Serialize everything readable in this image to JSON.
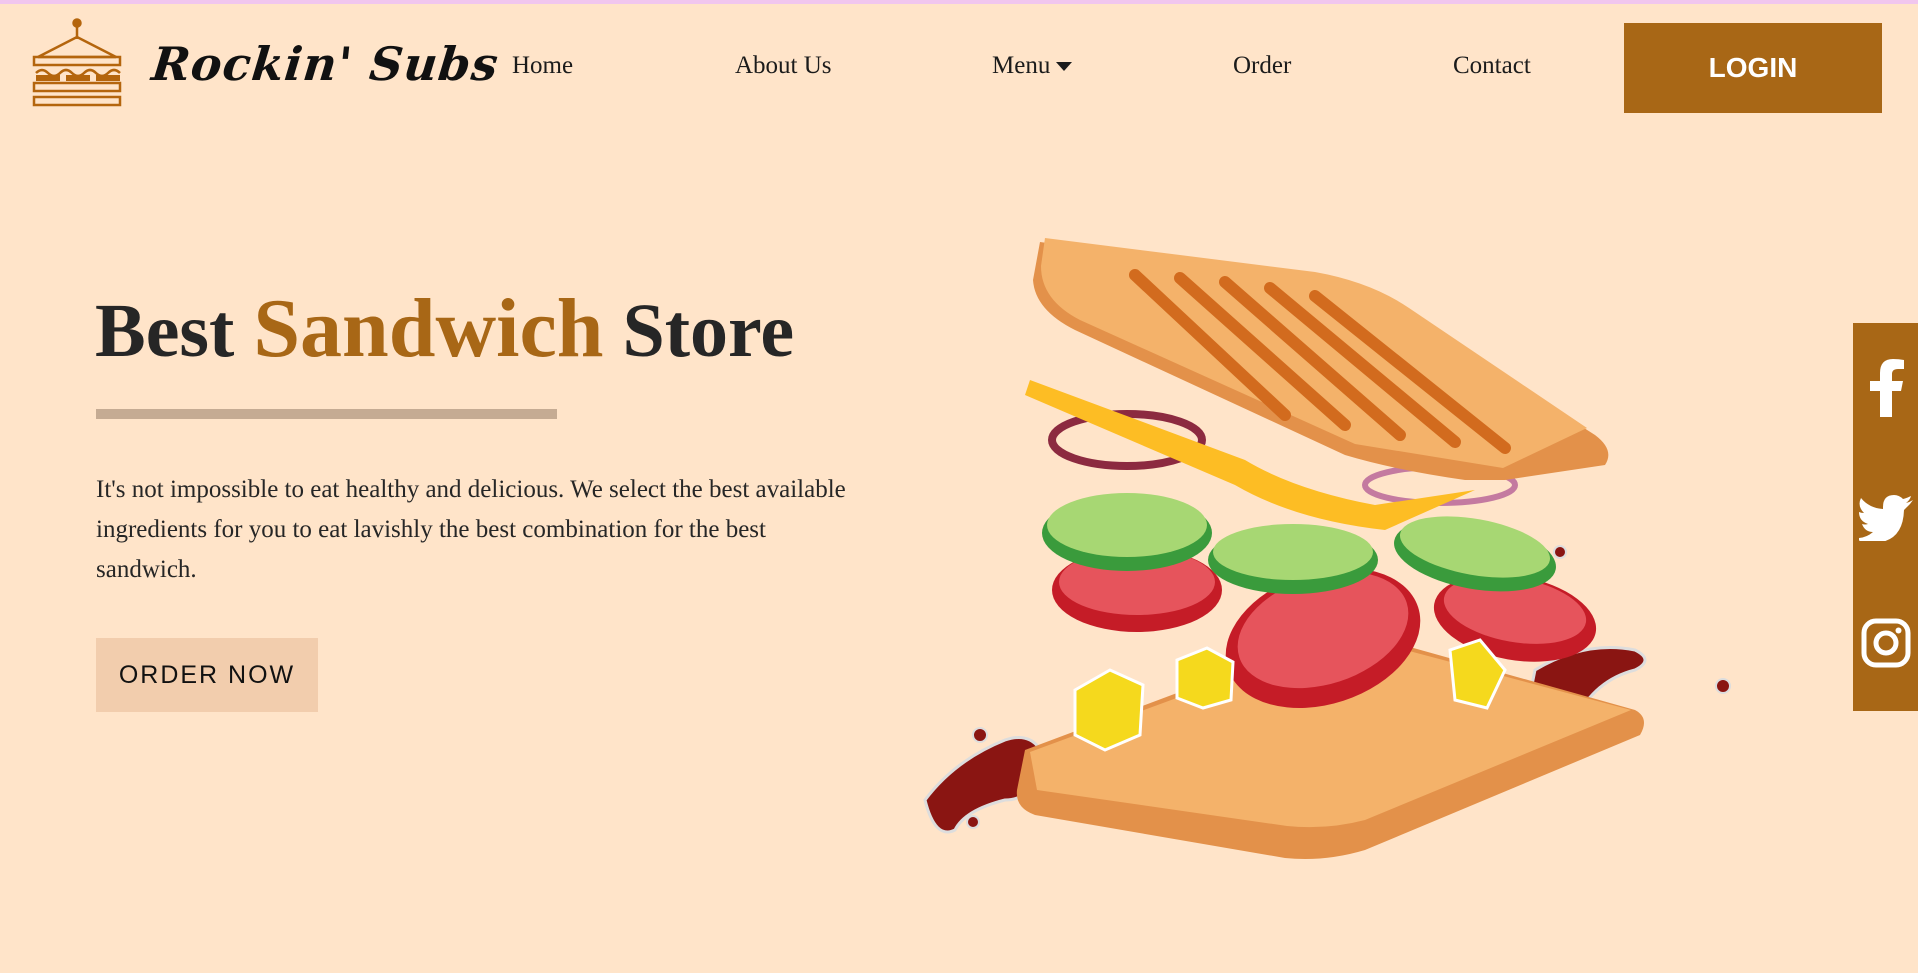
{
  "header": {
    "brand": "Rockin' Subs",
    "nav": [
      {
        "label": "Home"
      },
      {
        "label": "About Us"
      },
      {
        "label": "Menu"
      },
      {
        "label": "Order"
      },
      {
        "label": "Contact"
      }
    ],
    "login_label": "LOGIN"
  },
  "hero": {
    "title_start": "Best ",
    "title_accent": "Sandwich",
    "title_end": " Store",
    "description": "It's not impossible to eat healthy and delicious. We select the best available ingredients for you to eat lavishly the best combination for the best sandwich.",
    "cta_label": "ORDER NOW"
  },
  "social": [
    {
      "icon": "facebook-icon"
    },
    {
      "icon": "twitter-icon"
    },
    {
      "icon": "instagram-icon"
    }
  ],
  "colors": {
    "background": "#ffe4c9",
    "accent": "#a86716",
    "cta_background": "#f2cdad"
  }
}
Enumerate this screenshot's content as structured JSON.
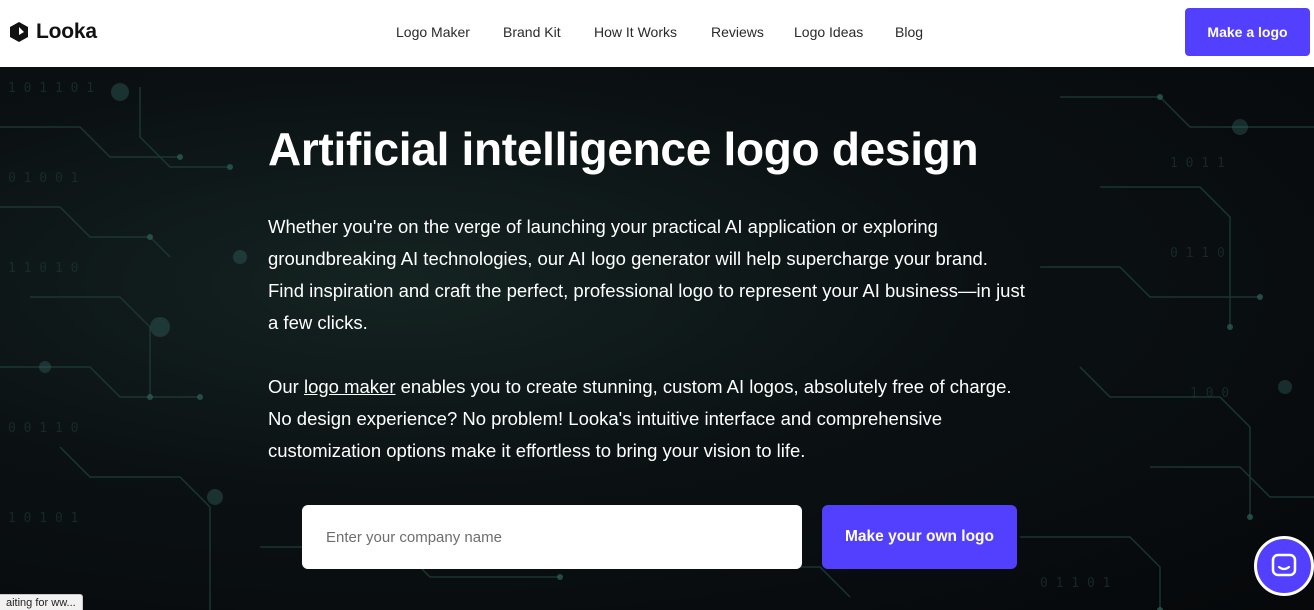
{
  "brand": {
    "name": "Looka",
    "logo_icon": "looka-logo-icon"
  },
  "nav": {
    "items": [
      {
        "label": "Logo Maker"
      },
      {
        "label": "Brand Kit"
      },
      {
        "label": "How It Works"
      },
      {
        "label": "Reviews"
      },
      {
        "label": "Logo Ideas"
      },
      {
        "label": "Blog"
      }
    ],
    "cta_label": "Make a logo"
  },
  "hero": {
    "title": "Artificial intelligence logo design",
    "paragraph1": "Whether you're on the verge of launching your practical AI application or exploring groundbreaking AI technologies, our AI logo generator will help supercharge your brand. Find inspiration and craft the perfect, professional logo to represent your AI business—in just a few clicks.",
    "paragraph2_before": "Our ",
    "paragraph2_link": "logo maker",
    "paragraph2_after": " enables you to create stunning, custom AI logos, absolutely free of charge. No design experience? No problem! Looka's intuitive interface and comprehensive customization options make it effortless to bring your vision to life.",
    "input_placeholder": "Enter your company name",
    "input_value": "",
    "cta_label": "Make your own logo"
  },
  "chat": {
    "icon": "chat-icon"
  },
  "status_bar": {
    "text": "aiting for ww..."
  },
  "colors": {
    "accent": "#5340ff",
    "header_bg": "#ffffff",
    "hero_bg": "#0a0d0f",
    "text_on_dark": "#ffffff"
  }
}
-------
### [What needs to be done]
Set the data above down again exactly as given, with no pictures.

### [The response]
Serialize everything readable in this image to JSON.
{
  "header": {
    "brand": "Rockin' Subs",
    "nav": [
      {
        "label": "Home"
      },
      {
        "label": "About Us"
      },
      {
        "label": "Menu"
      },
      {
        "label": "Order"
      },
      {
        "label": "Contact"
      }
    ],
    "login_label": "LOGIN"
  },
  "hero": {
    "title_start": "Best ",
    "title_accent": "Sandwich",
    "title_end": " Store",
    "description": "It's not impossible to eat healthy and delicious. We select the best available ingredients for you to eat lavishly the best combination for the best sandwich.",
    "cta_label": "ORDER NOW"
  },
  "social": [
    {
      "icon": "facebook-icon"
    },
    {
      "icon": "twitter-icon"
    },
    {
      "icon": "instagram-icon"
    }
  ],
  "colors": {
    "background": "#ffe4c9",
    "accent": "#a86716",
    "cta_background": "#f2cdad"
  }
}
Enumerate this screenshot's content as structured JSON.
{
  "brand": {
    "name": "Looka",
    "logo_icon": "looka-logo-icon"
  },
  "nav": {
    "items": [
      {
        "label": "Logo Maker"
      },
      {
        "label": "Brand Kit"
      },
      {
        "label": "How It Works"
      },
      {
        "label": "Reviews"
      },
      {
        "label": "Logo Ideas"
      },
      {
        "label": "Blog"
      }
    ],
    "cta_label": "Make a logo"
  },
  "hero": {
    "title": "Artificial intelligence logo design",
    "paragraph1": "Whether you're on the verge of launching your practical AI application or exploring groundbreaking AI technologies, our AI logo generator will help supercharge your brand. Find inspiration and craft the perfect, professional logo to represent your AI business—in just a few clicks.",
    "paragraph2_before": "Our ",
    "paragraph2_link": "logo maker",
    "paragraph2_after": " enables you to create stunning, custom AI logos, absolutely free of charge. No design experience? No problem! Looka's intuitive interface and comprehensive customization options make it effortless to bring your vision to life.",
    "input_placeholder": "Enter your company name",
    "input_value": "",
    "cta_label": "Make your own logo"
  },
  "chat": {
    "icon": "chat-icon"
  },
  "status_bar": {
    "text": "aiting for ww..."
  },
  "colors": {
    "accent": "#5340ff",
    "header_bg": "#ffffff",
    "hero_bg": "#0a0d0f",
    "text_on_dark": "#ffffff"
  }
}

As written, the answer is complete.